**Set problem**
Look through the listing for the word "this". Copy each line that has it.

**Data records**
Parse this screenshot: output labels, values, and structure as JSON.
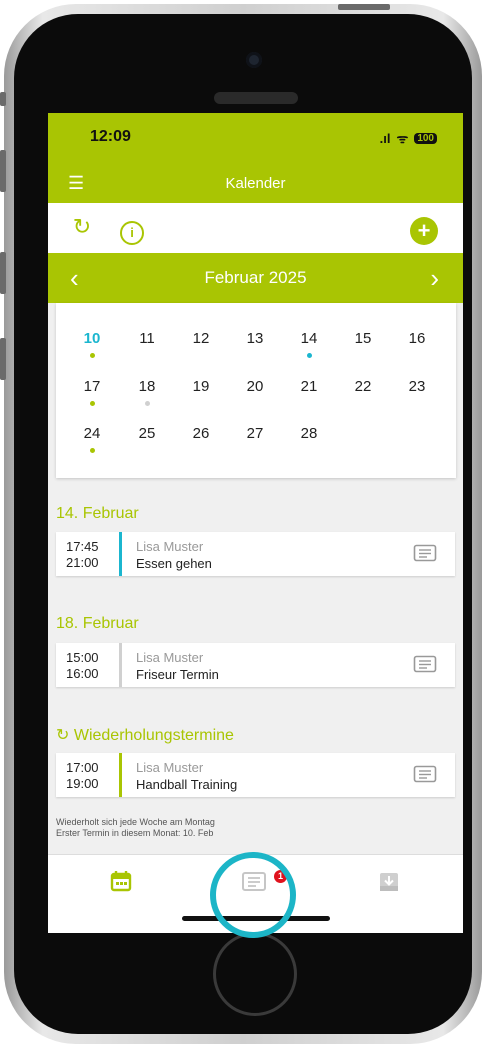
{
  "status_bar": {
    "time": "12:09",
    "signal": ".ıl",
    "wifi": "ᯤ",
    "battery": "100"
  },
  "app_bar": {
    "title": "Kalender",
    "menu_icon": "menu-icon"
  },
  "toolbar": {
    "refresh_icon": "refresh-icon",
    "info_icon": "info-icon",
    "info_glyph": "i",
    "add_icon": "add-icon",
    "add_glyph": "+"
  },
  "month_bar": {
    "label": "Februar 2025",
    "prev": "‹",
    "next": "›"
  },
  "calendar": {
    "weeks": [
      [
        "10",
        "11",
        "12",
        "13",
        "14",
        "15",
        "16"
      ],
      [
        "17",
        "18",
        "19",
        "20",
        "21",
        "22",
        "23"
      ],
      [
        "24",
        "25",
        "26",
        "27",
        "28"
      ]
    ],
    "today": "10"
  },
  "sections": [
    {
      "title": "14. Februar",
      "events": [
        {
          "start": "17:45",
          "end": "21:00",
          "person": "Lisa Muster",
          "title": "Essen gehen",
          "color": "#1bb6cf"
        }
      ]
    },
    {
      "title": "18. Februar",
      "events": [
        {
          "start": "15:00",
          "end": "16:00",
          "person": "Lisa Muster",
          "title": "Friseur Termin",
          "color": "#d0d0d0"
        }
      ]
    },
    {
      "title": "↻ Wiederholungstermine",
      "events": [
        {
          "start": "17:00",
          "end": "19:00",
          "person": "Lisa Muster",
          "title": "Handball Training",
          "color": "#a9c503"
        }
      ]
    }
  ],
  "recurrence": {
    "line1": "Wiederholt sich jede Woche am Montag",
    "line2": "Erster Termin in diesem Monat: 10. Feb"
  },
  "bottom_nav": {
    "calendar_icon": "calendar-icon",
    "messages_icon": "messages-icon",
    "inbox_icon": "inbox-icon",
    "badge": "1"
  },
  "colors": {
    "accent": "#a9c503",
    "highlight": "#1bb6cf",
    "badge": "#e0121d"
  }
}
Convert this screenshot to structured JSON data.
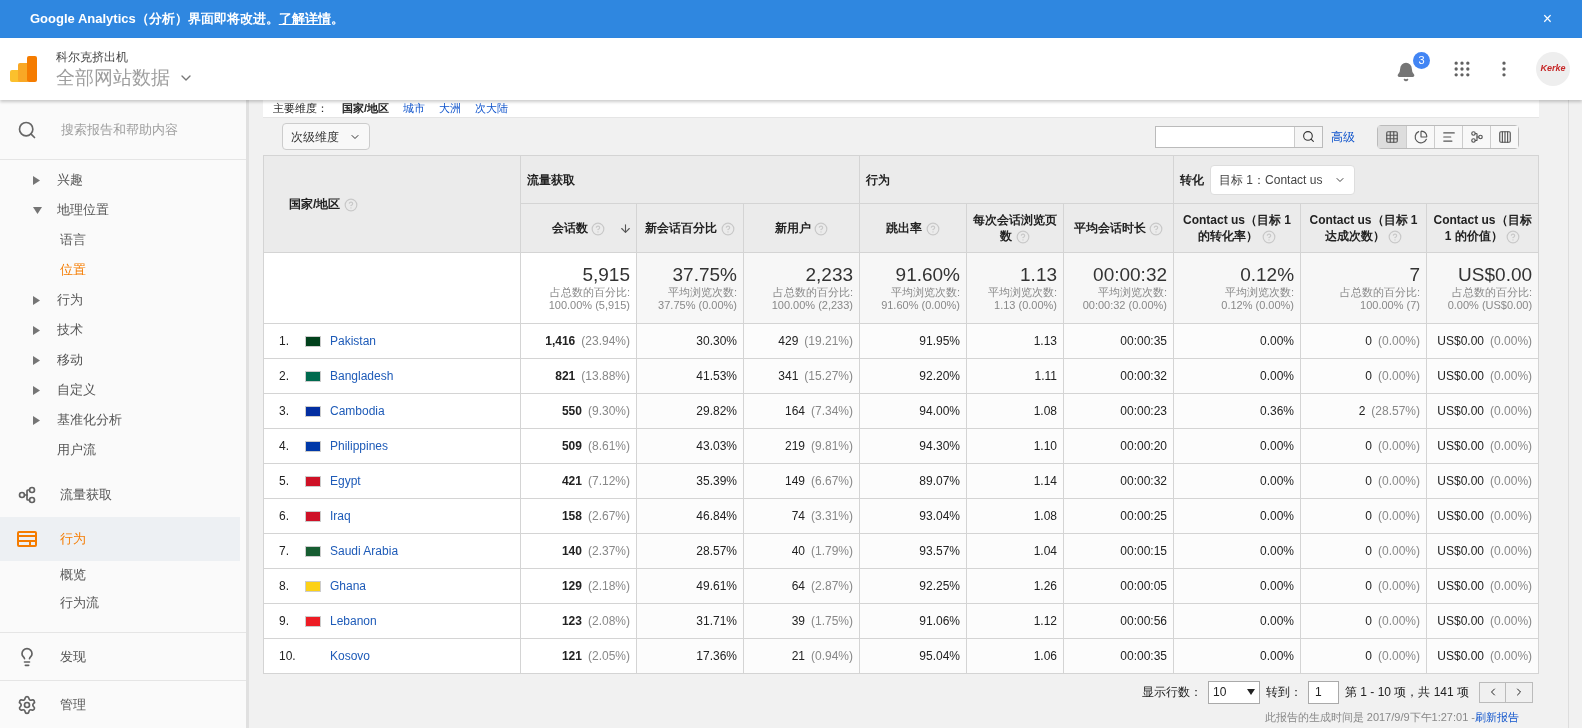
{
  "banner": {
    "text": "Google Analytics（分析）界面即将改进。",
    "link": "了解详情",
    "tail": "。",
    "close": "×"
  },
  "header": {
    "account": "科尔克挤出机",
    "property": "全部网站数据",
    "notifications": "3",
    "avatar_logo": "Kerke"
  },
  "sidebar": {
    "search_placeholder": "搜索报告和帮助内容",
    "tree": [
      {
        "label": "兴趣",
        "kind": "group",
        "expanded": false,
        "selected": false
      },
      {
        "label": "地理位置",
        "kind": "group",
        "expanded": true,
        "selected": false,
        "children": [
          {
            "label": "语言",
            "selected": false
          },
          {
            "label": "位置",
            "selected": true
          }
        ]
      },
      {
        "label": "行为",
        "kind": "group",
        "expanded": false,
        "selected": false
      },
      {
        "label": "技术",
        "kind": "group",
        "expanded": false,
        "selected": false
      },
      {
        "label": "移动",
        "kind": "group",
        "expanded": false,
        "selected": false
      },
      {
        "label": "自定义",
        "kind": "group",
        "expanded": false,
        "selected": false
      },
      {
        "label": "基准化分析",
        "kind": "group",
        "expanded": false,
        "selected": false
      },
      {
        "label": "用户流",
        "kind": "leaf",
        "selected": false
      }
    ],
    "sections": [
      {
        "label": "流量获取",
        "kind": "acquisition",
        "selected": false
      },
      {
        "label": "行为",
        "kind": "behavior",
        "selected": true,
        "children": [
          {
            "label": "概览",
            "selected": false
          },
          {
            "label": "行为流",
            "selected": false
          }
        ]
      }
    ],
    "bottom": [
      {
        "label": "发现",
        "kind": "discover"
      },
      {
        "label": "管理",
        "kind": "admin"
      }
    ]
  },
  "report": {
    "primary_label": "主要维度：",
    "primary_dimensions": [
      {
        "label": "国家/地区",
        "selected": true
      },
      {
        "label": "城市",
        "selected": false
      },
      {
        "label": "大洲",
        "selected": false
      },
      {
        "label": "次大陆",
        "selected": false
      }
    ],
    "secondary_dimension": "次级维度",
    "advanced": "高级",
    "views": [
      {
        "kind": "table",
        "selected": true
      },
      {
        "kind": "pie",
        "selected": false
      },
      {
        "kind": "performance",
        "selected": false
      },
      {
        "kind": "comparison",
        "selected": false
      },
      {
        "kind": "pivot",
        "selected": false
      }
    ],
    "table": {
      "dimension_column": "国家/地区",
      "groups": [
        {
          "label": "流量获取"
        },
        {
          "label": "行为"
        },
        {
          "label": "转化",
          "goal": "目标 1：Contact us"
        }
      ],
      "columns": [
        {
          "label": "会话数",
          "sorted": true
        },
        {
          "label": "新会话百分比",
          "sorted": false
        },
        {
          "label": "新用户",
          "sorted": false
        },
        {
          "label": "跳出率",
          "sorted": false
        },
        {
          "label": "每次会话浏览页数",
          "sorted": false
        },
        {
          "label": "平均会话时长",
          "sorted": false
        },
        {
          "label": "Contact us（目标 1 的转化率）",
          "sorted": false
        },
        {
          "label": "Contact us（目标 1 达成次数）",
          "sorted": false
        },
        {
          "label": "Contact us（目标 1 的价值）",
          "sorted": false
        }
      ],
      "totals": [
        {
          "value": "5,915",
          "caption": "占总数的百分比:",
          "detail": "100.00% (5,915)"
        },
        {
          "value": "37.75%",
          "caption": "平均浏览次数:",
          "detail": "37.75% (0.00%)"
        },
        {
          "value": "2,233",
          "caption": "占总数的百分比:",
          "detail": "100.00% (2,233)"
        },
        {
          "value": "91.60%",
          "caption": "平均浏览次数:",
          "detail": "91.60% (0.00%)"
        },
        {
          "value": "1.13",
          "caption": "平均浏览次数:",
          "detail": "1.13 (0.00%)"
        },
        {
          "value": "00:00:32",
          "caption": "平均浏览次数:",
          "detail": "00:00:32 (0.00%)"
        },
        {
          "value": "0.12%",
          "caption": "平均浏览次数:",
          "detail": "0.12% (0.00%)"
        },
        {
          "value": "7",
          "caption": "占总数的百分比:",
          "detail": "100.00% (7)"
        },
        {
          "value": "US$0.00",
          "caption": "占总数的百分比:",
          "detail": "0.00% (US$0.00)"
        }
      ],
      "rows": [
        {
          "rank": "1.",
          "country": "Pakistan",
          "color": "#01411c",
          "cells": [
            {
              "value": "1,416",
              "share": "(23.94%)"
            },
            {
              "value": "30.30%"
            },
            {
              "value": "429",
              "share": "(19.21%)"
            },
            {
              "value": "91.95%"
            },
            {
              "value": "1.13"
            },
            {
              "value": "00:00:35"
            },
            {
              "value": "0.00%"
            },
            {
              "value": "0",
              "share": "(0.00%)"
            },
            {
              "value": "US$0.00",
              "share": "(0.00%)"
            }
          ]
        },
        {
          "rank": "2.",
          "country": "Bangladesh",
          "color": "#006a4e",
          "cells": [
            {
              "value": "821",
              "share": "(13.88%)"
            },
            {
              "value": "41.53%"
            },
            {
              "value": "341",
              "share": "(15.27%)"
            },
            {
              "value": "92.20%"
            },
            {
              "value": "1.11"
            },
            {
              "value": "00:00:32"
            },
            {
              "value": "0.00%"
            },
            {
              "value": "0",
              "share": "(0.00%)"
            },
            {
              "value": "US$0.00",
              "share": "(0.00%)"
            }
          ]
        },
        {
          "rank": "3.",
          "country": "Cambodia",
          "color": "#032ea1",
          "cells": [
            {
              "value": "550",
              "share": "(9.30%)"
            },
            {
              "value": "29.82%"
            },
            {
              "value": "164",
              "share": "(7.34%)"
            },
            {
              "value": "94.00%"
            },
            {
              "value": "1.08"
            },
            {
              "value": "00:00:23"
            },
            {
              "value": "0.36%"
            },
            {
              "value": "2",
              "share": "(28.57%)"
            },
            {
              "value": "US$0.00",
              "share": "(0.00%)"
            }
          ]
        },
        {
          "rank": "4.",
          "country": "Philippines",
          "color": "#0038a8",
          "cells": [
            {
              "value": "509",
              "share": "(8.61%)"
            },
            {
              "value": "43.03%"
            },
            {
              "value": "219",
              "share": "(9.81%)"
            },
            {
              "value": "94.30%"
            },
            {
              "value": "1.10"
            },
            {
              "value": "00:00:20"
            },
            {
              "value": "0.00%"
            },
            {
              "value": "0",
              "share": "(0.00%)"
            },
            {
              "value": "US$0.00",
              "share": "(0.00%)"
            }
          ]
        },
        {
          "rank": "5.",
          "country": "Egypt",
          "color": "#ce1126",
          "cells": [
            {
              "value": "421",
              "share": "(7.12%)"
            },
            {
              "value": "35.39%"
            },
            {
              "value": "149",
              "share": "(6.67%)"
            },
            {
              "value": "89.07%"
            },
            {
              "value": "1.14"
            },
            {
              "value": "00:00:32"
            },
            {
              "value": "0.00%"
            },
            {
              "value": "0",
              "share": "(0.00%)"
            },
            {
              "value": "US$0.00",
              "share": "(0.00%)"
            }
          ]
        },
        {
          "rank": "6.",
          "country": "Iraq",
          "color": "#ce1127",
          "cells": [
            {
              "value": "158",
              "share": "(2.67%)"
            },
            {
              "value": "46.84%"
            },
            {
              "value": "74",
              "share": "(3.31%)"
            },
            {
              "value": "93.04%"
            },
            {
              "value": "1.08"
            },
            {
              "value": "00:00:25"
            },
            {
              "value": "0.00%"
            },
            {
              "value": "0",
              "share": "(0.00%)"
            },
            {
              "value": "US$0.00",
              "share": "(0.00%)"
            }
          ]
        },
        {
          "rank": "7.",
          "country": "Saudi Arabia",
          "color": "#165d31",
          "cells": [
            {
              "value": "140",
              "share": "(2.37%)"
            },
            {
              "value": "28.57%"
            },
            {
              "value": "40",
              "share": "(1.79%)"
            },
            {
              "value": "93.57%"
            },
            {
              "value": "1.04"
            },
            {
              "value": "00:00:15"
            },
            {
              "value": "0.00%"
            },
            {
              "value": "0",
              "share": "(0.00%)"
            },
            {
              "value": "US$0.00",
              "share": "(0.00%)"
            }
          ]
        },
        {
          "rank": "8.",
          "country": "Ghana",
          "color": "#fcd116",
          "cells": [
            {
              "value": "129",
              "share": "(2.18%)"
            },
            {
              "value": "49.61%"
            },
            {
              "value": "64",
              "share": "(2.87%)"
            },
            {
              "value": "92.25%"
            },
            {
              "value": "1.26"
            },
            {
              "value": "00:00:05"
            },
            {
              "value": "0.00%"
            },
            {
              "value": "0",
              "share": "(0.00%)"
            },
            {
              "value": "US$0.00",
              "share": "(0.00%)"
            }
          ]
        },
        {
          "rank": "9.",
          "country": "Lebanon",
          "color": "#ed1c24",
          "cells": [
            {
              "value": "123",
              "share": "(2.08%)"
            },
            {
              "value": "31.71%"
            },
            {
              "value": "39",
              "share": "(1.75%)"
            },
            {
              "value": "91.06%"
            },
            {
              "value": "1.12"
            },
            {
              "value": "00:00:56"
            },
            {
              "value": "0.00%"
            },
            {
              "value": "0",
              "share": "(0.00%)"
            },
            {
              "value": "US$0.00",
              "share": "(0.00%)"
            }
          ]
        },
        {
          "rank": "10.",
          "country": "Kosovo",
          "cells": [
            {
              "value": "121",
              "share": "(2.05%)"
            },
            {
              "value": "17.36%"
            },
            {
              "value": "21",
              "share": "(0.94%)"
            },
            {
              "value": "95.04%"
            },
            {
              "value": "1.06"
            },
            {
              "value": "00:00:35"
            },
            {
              "value": "0.00%"
            },
            {
              "value": "0",
              "share": "(0.00%)"
            },
            {
              "value": "US$0.00",
              "share": "(0.00%)"
            }
          ]
        }
      ]
    },
    "pagination": {
      "rows_label": "显示行数：",
      "rows_value": "10",
      "goto_label": "转到：",
      "goto_value": "1",
      "range": "第 1 - 10 项，共 141 项"
    },
    "footer": {
      "text": "此报告的生成时间是 2017/9/9下午1:27:01 - ",
      "link": "刷新报告"
    }
  }
}
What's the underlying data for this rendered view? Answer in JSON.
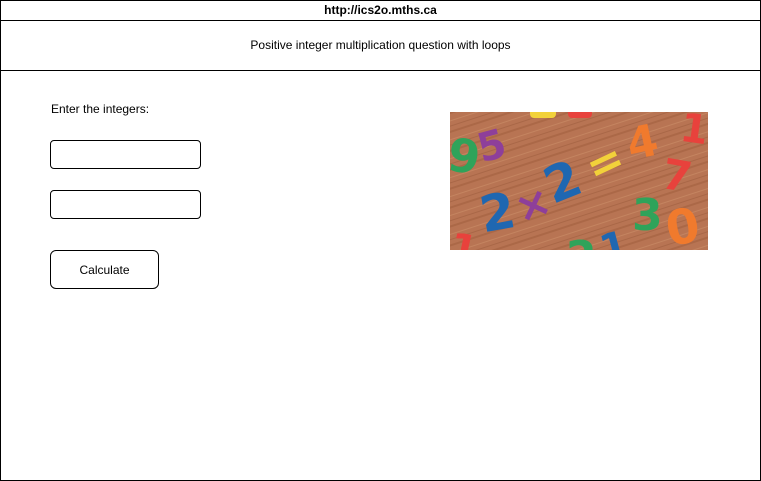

**Result**
Parse this screenshot: output labels, values, and structure as JSON.
Convert this screenshot to structured JSON data.
What's the underlying data for this rendered view? Answer in JSON.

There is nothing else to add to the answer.